▶ What is needed:
Repeat the full listing, word for word.

▶ Records for the exercise:
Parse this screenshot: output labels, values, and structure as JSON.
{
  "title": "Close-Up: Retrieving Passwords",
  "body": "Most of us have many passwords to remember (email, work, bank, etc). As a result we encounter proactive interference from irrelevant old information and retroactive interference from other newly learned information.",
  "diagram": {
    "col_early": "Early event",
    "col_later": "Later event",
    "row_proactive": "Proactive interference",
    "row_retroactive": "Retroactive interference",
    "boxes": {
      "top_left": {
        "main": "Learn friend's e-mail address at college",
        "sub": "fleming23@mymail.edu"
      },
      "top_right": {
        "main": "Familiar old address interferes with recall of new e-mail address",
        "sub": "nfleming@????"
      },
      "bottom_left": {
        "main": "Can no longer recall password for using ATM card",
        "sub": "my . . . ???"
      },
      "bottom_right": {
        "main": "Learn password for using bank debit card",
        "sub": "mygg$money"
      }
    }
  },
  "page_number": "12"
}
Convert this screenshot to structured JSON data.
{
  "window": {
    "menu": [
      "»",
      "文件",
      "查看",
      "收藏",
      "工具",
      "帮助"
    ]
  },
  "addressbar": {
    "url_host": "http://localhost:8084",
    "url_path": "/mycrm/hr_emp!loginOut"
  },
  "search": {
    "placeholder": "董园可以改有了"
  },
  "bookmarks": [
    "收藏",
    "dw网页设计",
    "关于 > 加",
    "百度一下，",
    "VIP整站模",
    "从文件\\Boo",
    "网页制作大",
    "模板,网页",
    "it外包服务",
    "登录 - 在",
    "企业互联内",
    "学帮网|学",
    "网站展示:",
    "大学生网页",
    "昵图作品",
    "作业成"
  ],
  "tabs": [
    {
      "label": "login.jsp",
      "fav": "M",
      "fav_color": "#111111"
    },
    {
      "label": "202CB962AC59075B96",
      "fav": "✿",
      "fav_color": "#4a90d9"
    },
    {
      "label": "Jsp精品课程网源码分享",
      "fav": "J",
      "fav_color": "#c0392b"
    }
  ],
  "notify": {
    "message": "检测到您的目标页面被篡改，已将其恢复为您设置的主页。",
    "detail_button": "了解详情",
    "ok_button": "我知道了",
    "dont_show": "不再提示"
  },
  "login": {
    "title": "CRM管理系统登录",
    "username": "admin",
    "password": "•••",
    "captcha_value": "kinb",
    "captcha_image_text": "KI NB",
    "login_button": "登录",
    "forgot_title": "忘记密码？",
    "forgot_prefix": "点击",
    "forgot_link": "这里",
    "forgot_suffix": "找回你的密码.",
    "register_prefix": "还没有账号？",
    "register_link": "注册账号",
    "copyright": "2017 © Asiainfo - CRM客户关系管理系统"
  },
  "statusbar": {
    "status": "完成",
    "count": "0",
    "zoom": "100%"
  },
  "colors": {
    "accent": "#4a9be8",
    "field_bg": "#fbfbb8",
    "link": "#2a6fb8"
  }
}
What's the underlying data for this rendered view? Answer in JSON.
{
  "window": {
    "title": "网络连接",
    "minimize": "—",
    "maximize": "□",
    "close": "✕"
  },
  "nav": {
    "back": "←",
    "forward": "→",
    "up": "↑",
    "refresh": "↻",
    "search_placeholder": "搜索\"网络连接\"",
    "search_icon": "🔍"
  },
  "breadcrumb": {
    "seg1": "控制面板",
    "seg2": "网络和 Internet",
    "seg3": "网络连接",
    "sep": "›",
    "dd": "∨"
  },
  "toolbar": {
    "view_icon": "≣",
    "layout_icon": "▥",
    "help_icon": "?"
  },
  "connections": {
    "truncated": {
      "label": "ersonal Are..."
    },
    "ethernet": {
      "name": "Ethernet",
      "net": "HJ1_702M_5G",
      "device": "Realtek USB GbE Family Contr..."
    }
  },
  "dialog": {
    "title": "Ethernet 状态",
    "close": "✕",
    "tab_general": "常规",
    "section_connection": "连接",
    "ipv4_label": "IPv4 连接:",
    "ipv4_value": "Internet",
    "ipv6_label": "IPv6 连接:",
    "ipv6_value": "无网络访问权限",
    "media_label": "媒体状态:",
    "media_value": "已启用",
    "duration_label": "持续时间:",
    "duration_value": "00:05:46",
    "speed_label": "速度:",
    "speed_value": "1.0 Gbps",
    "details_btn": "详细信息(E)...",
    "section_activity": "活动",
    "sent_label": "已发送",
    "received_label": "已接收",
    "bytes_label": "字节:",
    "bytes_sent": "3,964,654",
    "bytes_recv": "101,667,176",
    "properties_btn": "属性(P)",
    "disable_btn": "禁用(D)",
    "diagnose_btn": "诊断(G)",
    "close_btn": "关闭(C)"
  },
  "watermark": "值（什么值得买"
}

▶ Output of the task:
Parse this screenshot: output labels, values, and structure as JSON.
{
  "title": "Close-Up: Retrieving Passwords",
  "body": "Most of us have many passwords to remember (email, work, bank, etc). As a result we encounter proactive interference from irrelevant old information and retroactive interference from other newly learned information.",
  "diagram": {
    "col_early": "Early event",
    "col_later": "Later event",
    "row_proactive": "Proactive interference",
    "row_retroactive": "Retroactive interference",
    "boxes": {
      "top_left": {
        "main": "Learn friend's e-mail address at college",
        "sub": "fleming23@mymail.edu"
      },
      "top_right": {
        "main": "Familiar old address interferes with recall of new e-mail address",
        "sub": "nfleming@????"
      },
      "bottom_left": {
        "main": "Can no longer recall password for using ATM card",
        "sub": "my . . . ???"
      },
      "bottom_right": {
        "main": "Learn password for using bank debit card",
        "sub": "mygg$money"
      }
    }
  },
  "page_number": "12"
}
Convert this screenshot to structured JSON data.
{
  "window": {
    "menu": [
      "»",
      "文件",
      "查看",
      "收藏",
      "工具",
      "帮助"
    ]
  },
  "addressbar": {
    "url_host": "http://localhost:8084",
    "url_path": "/mycrm/hr_emp!loginOut"
  },
  "search": {
    "placeholder": "董园可以改有了"
  },
  "bookmarks": [
    "收藏",
    "dw网页设计",
    "关于 > 加",
    "百度一下，",
    "VIP整站模",
    "从文件\\Boo",
    "网页制作大",
    "模板,网页",
    "it外包服务",
    "登录 - 在",
    "企业互联内",
    "学帮网|学",
    "网站展示:",
    "大学生网页",
    "昵图作品",
    "作业成"
  ],
  "tabs": [
    {
      "label": "login.jsp",
      "fav": "M",
      "fav_color": "#111111"
    },
    {
      "label": "202CB962AC59075B96",
      "fav": "✿",
      "fav_color": "#4a90d9"
    },
    {
      "label": "Jsp精品课程网源码分享",
      "fav": "J",
      "fav_color": "#c0392b"
    }
  ],
  "notify": {
    "message": "检测到您的目标页面被篡改，已将其恢复为您设置的主页。",
    "detail_button": "了解详情",
    "ok_button": "我知道了",
    "dont_show": "不再提示"
  },
  "login": {
    "title": "CRM管理系统登录",
    "username": "admin",
    "password": "•••",
    "captcha_value": "kinb",
    "captcha_image_text": "KI NB",
    "login_button": "登录",
    "forgot_title": "忘记密码？",
    "forgot_prefix": "点击",
    "forgot_link": "这里",
    "forgot_suffix": "找回你的密码.",
    "register_prefix": "还没有账号？",
    "register_link": "注册账号",
    "copyright": "2017 © Asiainfo - CRM客户关系管理系统"
  },
  "statusbar": {
    "status": "完成",
    "count": "0",
    "zoom": "100%"
  },
  "colors": {
    "accent": "#4a9be8",
    "field_bg": "#fbfbb8",
    "link": "#2a6fb8"
  }
}
What's the underlying data for this rendered view? Answer in JSON.
{
  "window": {
    "title": "网络连接",
    "minimize": "—",
    "maximize": "□",
    "close": "✕"
  },
  "nav": {
    "back": "←",
    "forward": "→",
    "up": "↑",
    "refresh": "↻",
    "search_placeholder": "搜索\"网络连接\"",
    "search_icon": "🔍"
  },
  "breadcrumb": {
    "seg1": "控制面板",
    "seg2": "网络和 Internet",
    "seg3": "网络连接",
    "sep": "›",
    "dd": "∨"
  },
  "toolbar": {
    "view_icon": "≣",
    "layout_icon": "▥",
    "help_icon": "?"
  },
  "connections": {
    "truncated": {
      "label": "ersonal Are..."
    },
    "ethernet": {
      "name": "Ethernet",
      "net": "HJ1_702M_5G",
      "device": "Realtek USB GbE Family Contr..."
    }
  },
  "dialog": {
    "title": "Ethernet 状态",
    "close": "✕",
    "tab_general": "常规",
    "section_connection": "连接",
    "ipv4_label": "IPv4 连接:",
    "ipv4_value": "Internet",
    "ipv6_label": "IPv6 连接:",
    "ipv6_value": "无网络访问权限",
    "media_label": "媒体状态:",
    "media_value": "已启用",
    "duration_label": "持续时间:",
    "duration_value": "00:05:46",
    "speed_label": "速度:",
    "speed_value": "1.0 Gbps",
    "details_btn": "详细信息(E)...",
    "section_activity": "活动",
    "sent_label": "已发送",
    "received_label": "已接收",
    "bytes_label": "字节:",
    "bytes_sent": "3,964,654",
    "bytes_recv": "101,667,176",
    "properties_btn": "属性(P)",
    "disable_btn": "禁用(D)",
    "diagnose_btn": "诊断(G)",
    "close_btn": "关闭(C)"
  },
  "watermark": "值（什么值得买"
}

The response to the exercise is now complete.